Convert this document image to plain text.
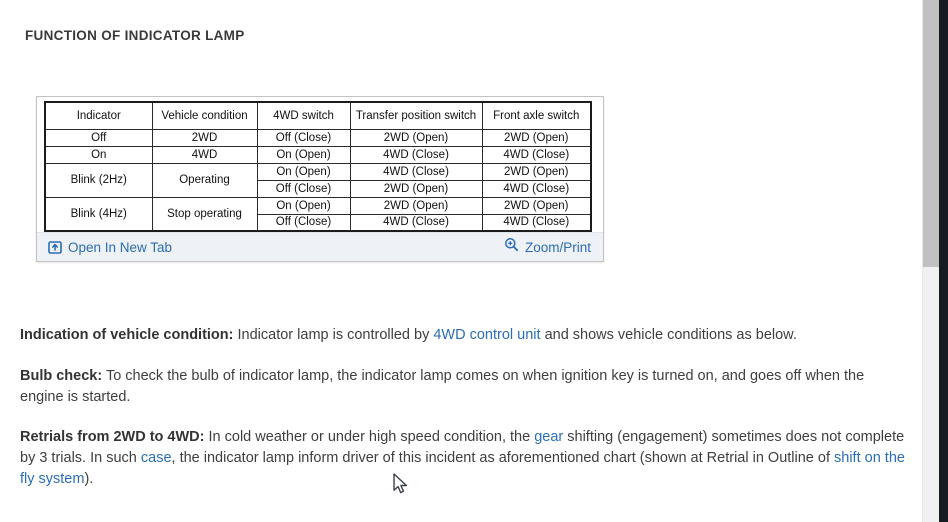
FUNCTION OF INDICATOR LAMP
Indicator	Vehicle condition	4WD switch	Transfer position switch	Front axle switch
Off	2WD	Off (Close)	2WD (Open)	2WD (Open)
On	4WD	On (Open)	4WD (Close)	4WD (Close)
Blink (2Hz)	Operating	On (Open)	4WD (Close)	2WD (Open)
		Off (Close)	2WD (Open)	4WD (Close)
Blink (4Hz)	Stop operating	On (Open)	2WD (Open)	2WD (Open)
		Off (Close)	4WD (Close)	4WD (Close)
Open In New Tab	Zoom/Print

Indication of vehicle condition: Indicator lamp is controlled by 4WD control unit and shows vehicle conditions as below.

Bulb check: To check the bulb of indicator lamp, the indicator lamp comes on when ignition key is turned on, and goes off when the engine is started.

Retrials from 2WD to 4WD: In cold weather or under high speed condition, the gear shifting (engagement) sometimes does not complete by 3 trials. In such case, the indicator lamp inform driver of this incident as aforementioned chart (shown at Retrial in Outline of shift on the fly system).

• **EXERCISE PROMPT**
Reproduce every line of the material precisely, omitting its pictures.

• **OUTPUT FOR THIS EXERCISE**
Convert this document image to plain text.
FUNCTION OF INDICATOR LAMP
Indicator	Vehicle condition	4WD switch	Transfer position switch	Front axle switch
Off	2WD	Off (Close)	2WD (Open)	2WD (Open)
On	4WD	On (Open)	4WD (Close)	4WD (Close)
Blink (2Hz)	Operating	On (Open)	4WD (Close)	2WD (Open)
		Off (Close)	2WD (Open)	4WD (Close)
Blink (4Hz)	Stop operating	On (Open)	2WD (Open)	2WD (Open)
		Off (Close)	4WD (Close)	4WD (Close)
Open In New Tab	Zoom/Print

Indication of vehicle condition: Indicator lamp is controlled by 4WD control unit and shows vehicle conditions as below.

Bulb check: To check the bulb of indicator lamp, the indicator lamp comes on when ignition key is turned on, and goes off when the engine is started.

Retrials from 2WD to 4WD: In cold weather or under high speed condition, the gear shifting (engagement) sometimes does not complete by 3 trials. In such case, the indicator lamp inform driver of this incident as aforementioned chart (shown at Retrial in Outline of shift on the fly system).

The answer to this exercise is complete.